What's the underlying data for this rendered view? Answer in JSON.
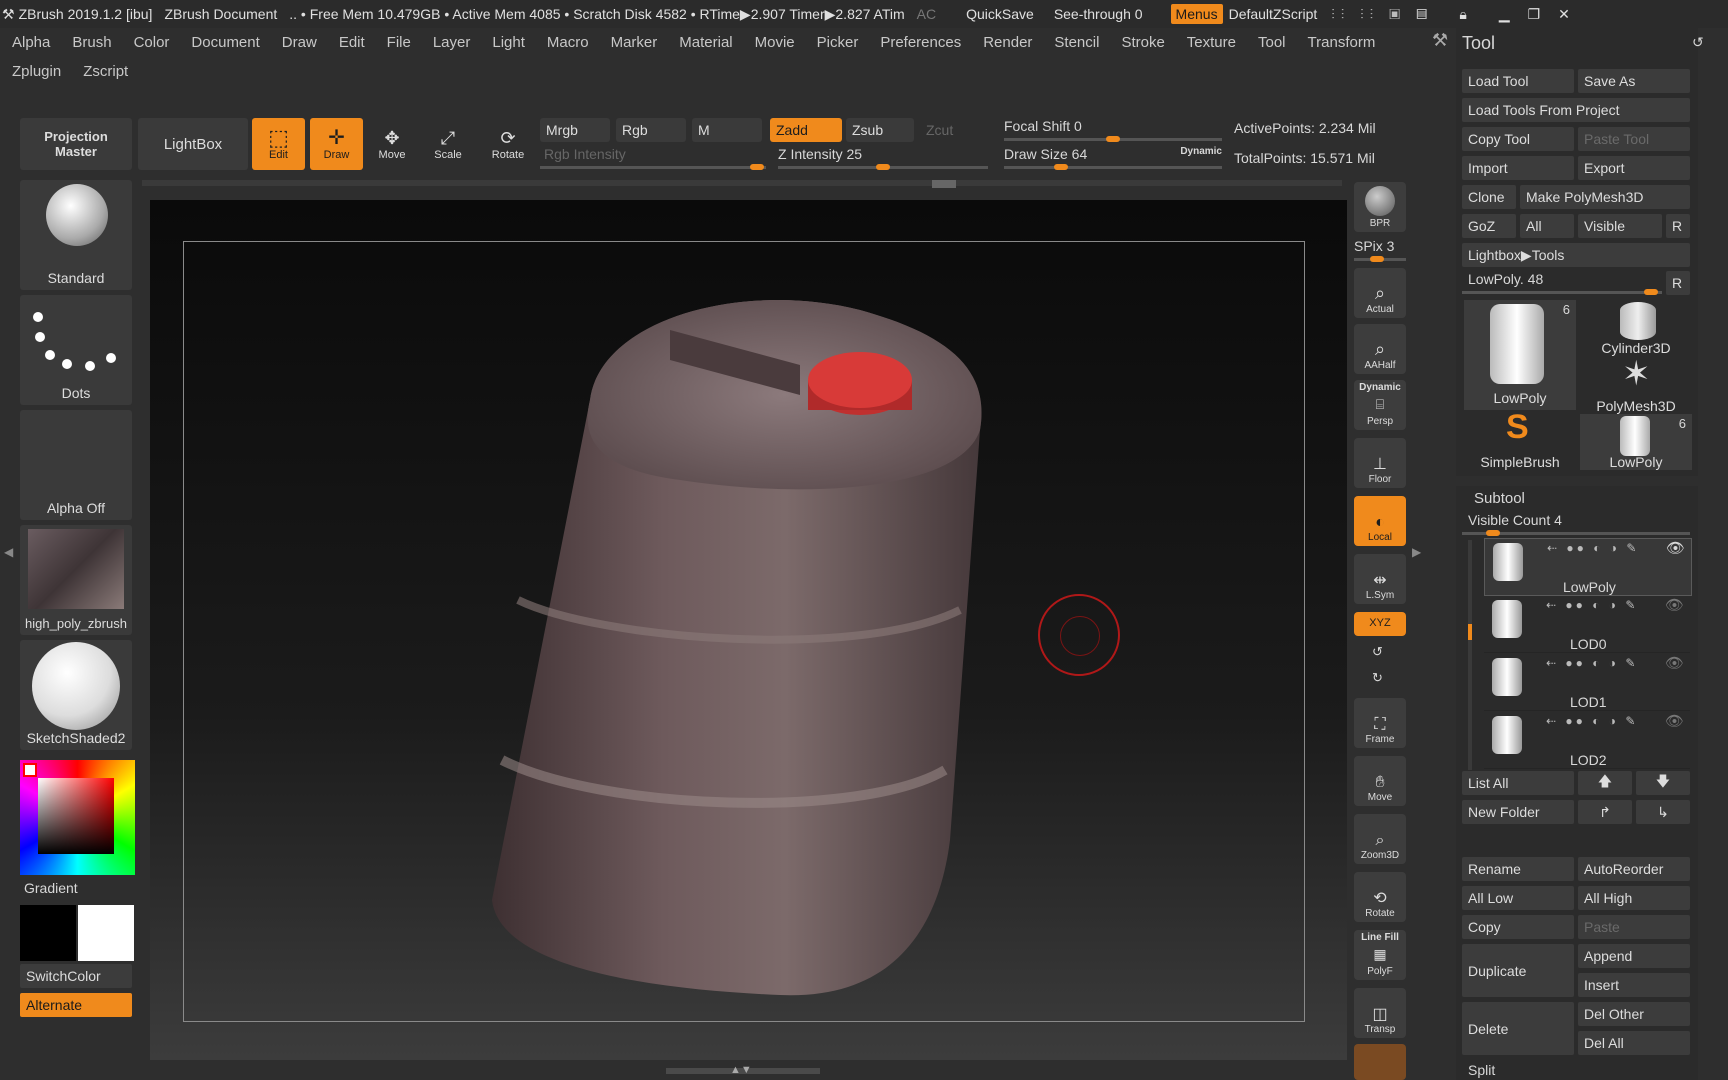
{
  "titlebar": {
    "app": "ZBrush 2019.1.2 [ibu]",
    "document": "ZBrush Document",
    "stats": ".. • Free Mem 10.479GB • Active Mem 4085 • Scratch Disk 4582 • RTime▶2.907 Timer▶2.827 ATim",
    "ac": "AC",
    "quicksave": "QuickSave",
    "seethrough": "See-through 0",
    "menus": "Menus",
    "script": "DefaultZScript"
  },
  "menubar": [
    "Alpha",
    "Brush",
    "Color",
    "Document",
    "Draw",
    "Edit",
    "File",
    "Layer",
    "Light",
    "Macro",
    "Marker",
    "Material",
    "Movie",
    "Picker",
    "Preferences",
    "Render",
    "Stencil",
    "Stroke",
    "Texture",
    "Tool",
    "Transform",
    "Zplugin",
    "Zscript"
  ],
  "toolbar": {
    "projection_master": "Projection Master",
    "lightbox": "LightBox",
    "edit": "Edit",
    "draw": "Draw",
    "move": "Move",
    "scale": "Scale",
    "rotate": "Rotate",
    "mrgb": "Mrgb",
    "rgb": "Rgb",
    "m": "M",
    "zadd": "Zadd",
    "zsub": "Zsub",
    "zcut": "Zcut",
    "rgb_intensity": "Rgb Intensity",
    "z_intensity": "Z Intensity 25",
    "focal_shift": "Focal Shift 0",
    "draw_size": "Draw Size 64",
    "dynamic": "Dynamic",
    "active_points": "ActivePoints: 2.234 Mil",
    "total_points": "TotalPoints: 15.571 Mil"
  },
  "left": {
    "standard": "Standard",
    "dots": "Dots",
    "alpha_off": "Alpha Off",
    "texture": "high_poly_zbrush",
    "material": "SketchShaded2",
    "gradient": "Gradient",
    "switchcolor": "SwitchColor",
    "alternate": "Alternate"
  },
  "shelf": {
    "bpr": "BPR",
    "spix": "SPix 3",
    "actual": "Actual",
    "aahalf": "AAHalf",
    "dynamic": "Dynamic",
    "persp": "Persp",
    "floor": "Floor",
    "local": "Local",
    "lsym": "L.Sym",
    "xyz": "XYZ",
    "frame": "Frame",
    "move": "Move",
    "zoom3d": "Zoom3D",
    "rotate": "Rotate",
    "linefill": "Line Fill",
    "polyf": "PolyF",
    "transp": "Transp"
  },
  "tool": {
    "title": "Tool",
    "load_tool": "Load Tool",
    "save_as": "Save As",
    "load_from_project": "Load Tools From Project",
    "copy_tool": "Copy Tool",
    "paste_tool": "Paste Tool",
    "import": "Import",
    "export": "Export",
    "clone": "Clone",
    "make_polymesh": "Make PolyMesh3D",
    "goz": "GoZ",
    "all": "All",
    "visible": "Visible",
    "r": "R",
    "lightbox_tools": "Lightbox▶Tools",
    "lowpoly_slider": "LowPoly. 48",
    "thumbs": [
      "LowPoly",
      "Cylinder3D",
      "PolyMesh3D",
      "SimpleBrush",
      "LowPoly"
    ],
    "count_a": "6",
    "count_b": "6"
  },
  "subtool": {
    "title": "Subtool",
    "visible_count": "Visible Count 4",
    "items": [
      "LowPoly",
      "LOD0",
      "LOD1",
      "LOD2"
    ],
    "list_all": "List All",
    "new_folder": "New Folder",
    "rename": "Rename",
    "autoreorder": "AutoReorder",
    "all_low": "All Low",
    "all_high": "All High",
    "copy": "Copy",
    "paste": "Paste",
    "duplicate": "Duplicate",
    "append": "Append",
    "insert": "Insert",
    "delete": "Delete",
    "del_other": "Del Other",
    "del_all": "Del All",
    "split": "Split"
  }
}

+ + +

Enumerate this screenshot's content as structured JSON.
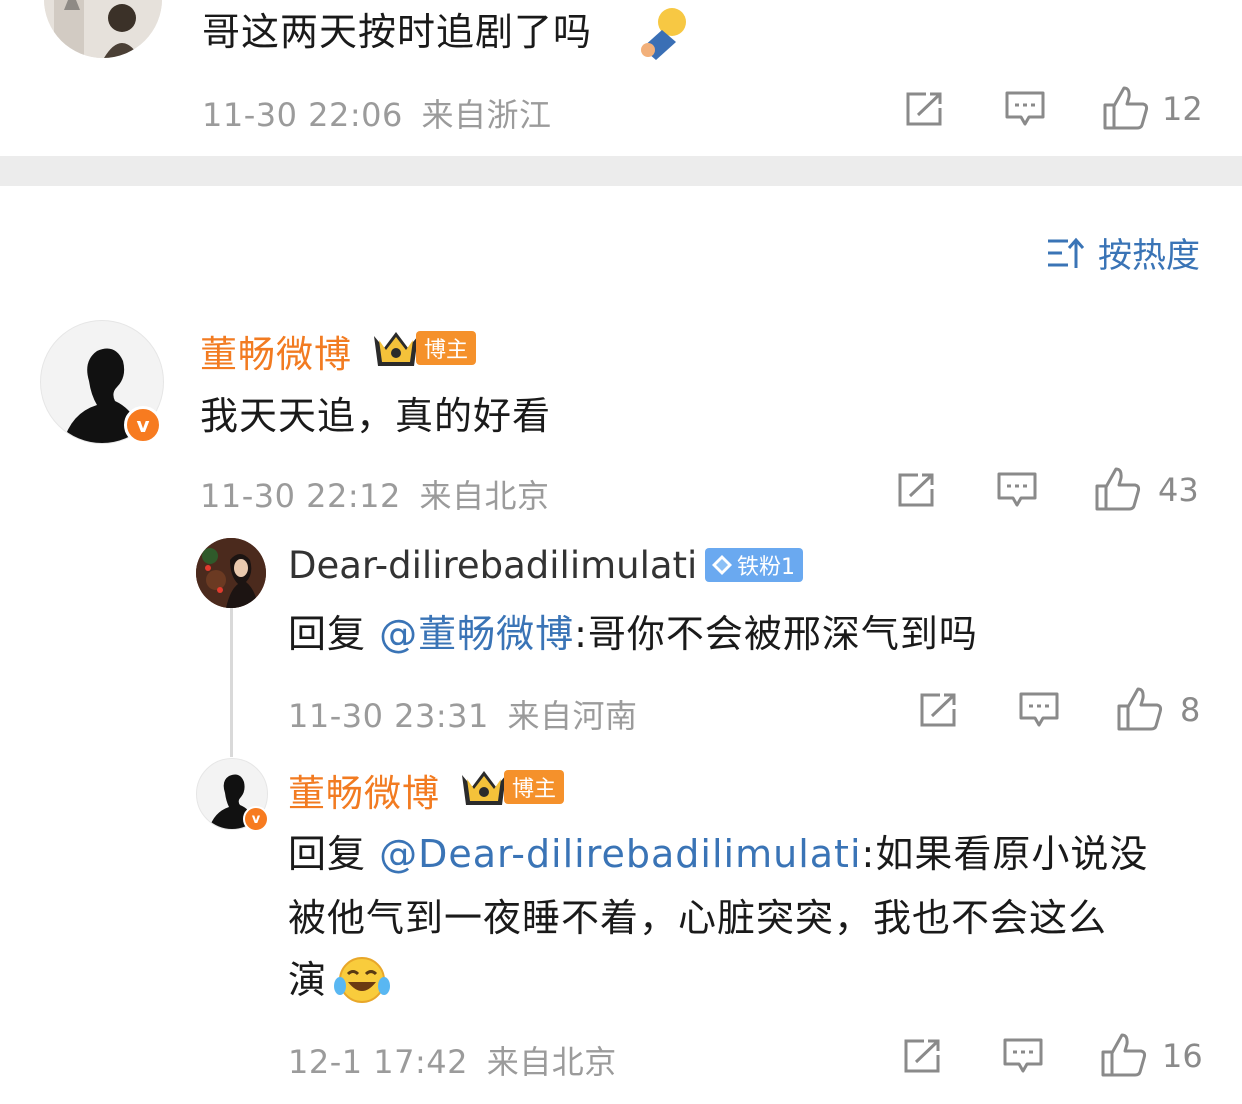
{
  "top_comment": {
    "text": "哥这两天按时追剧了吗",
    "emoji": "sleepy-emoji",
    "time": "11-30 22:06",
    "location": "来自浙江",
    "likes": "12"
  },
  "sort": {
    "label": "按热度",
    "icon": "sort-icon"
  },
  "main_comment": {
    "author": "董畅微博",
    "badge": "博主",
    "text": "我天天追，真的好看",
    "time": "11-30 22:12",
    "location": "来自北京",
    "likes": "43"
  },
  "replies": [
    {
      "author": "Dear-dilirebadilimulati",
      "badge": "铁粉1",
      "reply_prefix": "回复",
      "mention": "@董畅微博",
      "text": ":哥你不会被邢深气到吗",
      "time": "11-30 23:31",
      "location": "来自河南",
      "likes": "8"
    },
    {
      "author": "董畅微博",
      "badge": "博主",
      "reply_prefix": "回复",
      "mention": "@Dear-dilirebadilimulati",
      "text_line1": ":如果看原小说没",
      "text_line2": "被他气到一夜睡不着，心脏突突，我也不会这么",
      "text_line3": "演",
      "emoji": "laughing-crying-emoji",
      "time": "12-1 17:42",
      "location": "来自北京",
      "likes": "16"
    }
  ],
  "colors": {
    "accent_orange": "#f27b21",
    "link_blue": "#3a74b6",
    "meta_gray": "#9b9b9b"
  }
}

+ + +

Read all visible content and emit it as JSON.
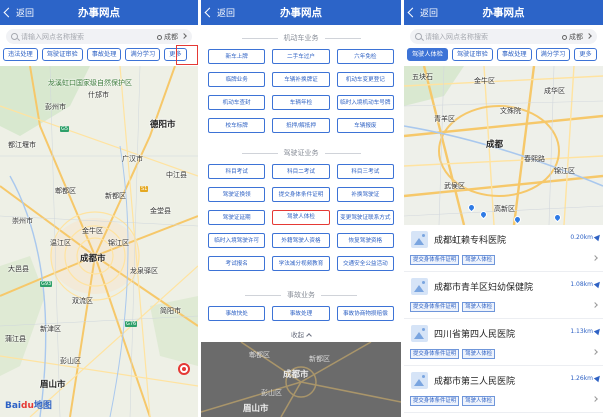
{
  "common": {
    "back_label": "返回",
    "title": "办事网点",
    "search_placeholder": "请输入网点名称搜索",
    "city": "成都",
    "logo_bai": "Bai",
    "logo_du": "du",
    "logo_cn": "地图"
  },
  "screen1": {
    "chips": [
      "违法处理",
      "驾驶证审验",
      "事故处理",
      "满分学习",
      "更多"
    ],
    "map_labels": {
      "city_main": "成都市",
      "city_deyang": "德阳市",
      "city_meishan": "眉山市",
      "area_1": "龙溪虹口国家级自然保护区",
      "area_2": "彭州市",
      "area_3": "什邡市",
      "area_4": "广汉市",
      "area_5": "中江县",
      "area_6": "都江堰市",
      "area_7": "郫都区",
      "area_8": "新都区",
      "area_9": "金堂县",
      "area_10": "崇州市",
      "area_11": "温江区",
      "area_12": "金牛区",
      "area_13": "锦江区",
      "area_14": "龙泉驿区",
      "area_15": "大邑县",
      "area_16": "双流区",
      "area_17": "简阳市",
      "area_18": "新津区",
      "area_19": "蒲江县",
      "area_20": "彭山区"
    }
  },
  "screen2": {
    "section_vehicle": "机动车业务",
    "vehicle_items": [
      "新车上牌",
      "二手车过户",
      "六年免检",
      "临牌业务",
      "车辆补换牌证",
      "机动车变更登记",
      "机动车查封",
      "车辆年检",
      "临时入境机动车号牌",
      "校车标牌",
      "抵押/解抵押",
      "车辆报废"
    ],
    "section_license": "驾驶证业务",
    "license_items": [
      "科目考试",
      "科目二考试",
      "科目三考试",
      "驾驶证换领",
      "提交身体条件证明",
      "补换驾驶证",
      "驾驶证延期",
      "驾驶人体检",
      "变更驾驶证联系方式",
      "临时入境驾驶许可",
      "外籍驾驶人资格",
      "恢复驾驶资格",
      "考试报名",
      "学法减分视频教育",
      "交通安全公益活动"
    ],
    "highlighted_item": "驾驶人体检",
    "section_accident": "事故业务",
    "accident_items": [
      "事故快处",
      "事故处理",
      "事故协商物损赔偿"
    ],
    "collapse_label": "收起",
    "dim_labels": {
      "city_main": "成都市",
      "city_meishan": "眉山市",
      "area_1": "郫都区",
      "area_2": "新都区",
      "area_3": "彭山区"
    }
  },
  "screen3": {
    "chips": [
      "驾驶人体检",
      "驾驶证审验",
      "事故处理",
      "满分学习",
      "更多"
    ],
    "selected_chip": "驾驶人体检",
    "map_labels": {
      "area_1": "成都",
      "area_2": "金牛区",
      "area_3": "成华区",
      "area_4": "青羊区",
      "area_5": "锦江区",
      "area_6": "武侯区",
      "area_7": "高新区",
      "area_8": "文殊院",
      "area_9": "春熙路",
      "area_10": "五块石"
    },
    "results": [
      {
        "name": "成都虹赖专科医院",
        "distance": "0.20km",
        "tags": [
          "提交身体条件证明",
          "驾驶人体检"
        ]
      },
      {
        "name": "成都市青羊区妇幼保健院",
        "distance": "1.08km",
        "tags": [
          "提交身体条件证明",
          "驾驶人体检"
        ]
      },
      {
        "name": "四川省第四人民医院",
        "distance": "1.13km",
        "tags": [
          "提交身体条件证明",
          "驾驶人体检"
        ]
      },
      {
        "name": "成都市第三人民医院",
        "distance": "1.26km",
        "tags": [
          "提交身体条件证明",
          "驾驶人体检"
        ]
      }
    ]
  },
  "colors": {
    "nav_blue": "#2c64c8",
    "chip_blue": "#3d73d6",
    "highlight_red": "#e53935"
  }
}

+ + +

* [Stated exercise]: Of the lines in this listing, report how many contain the string "LowPoly", and give the number only.

* [Answer to this task]: 4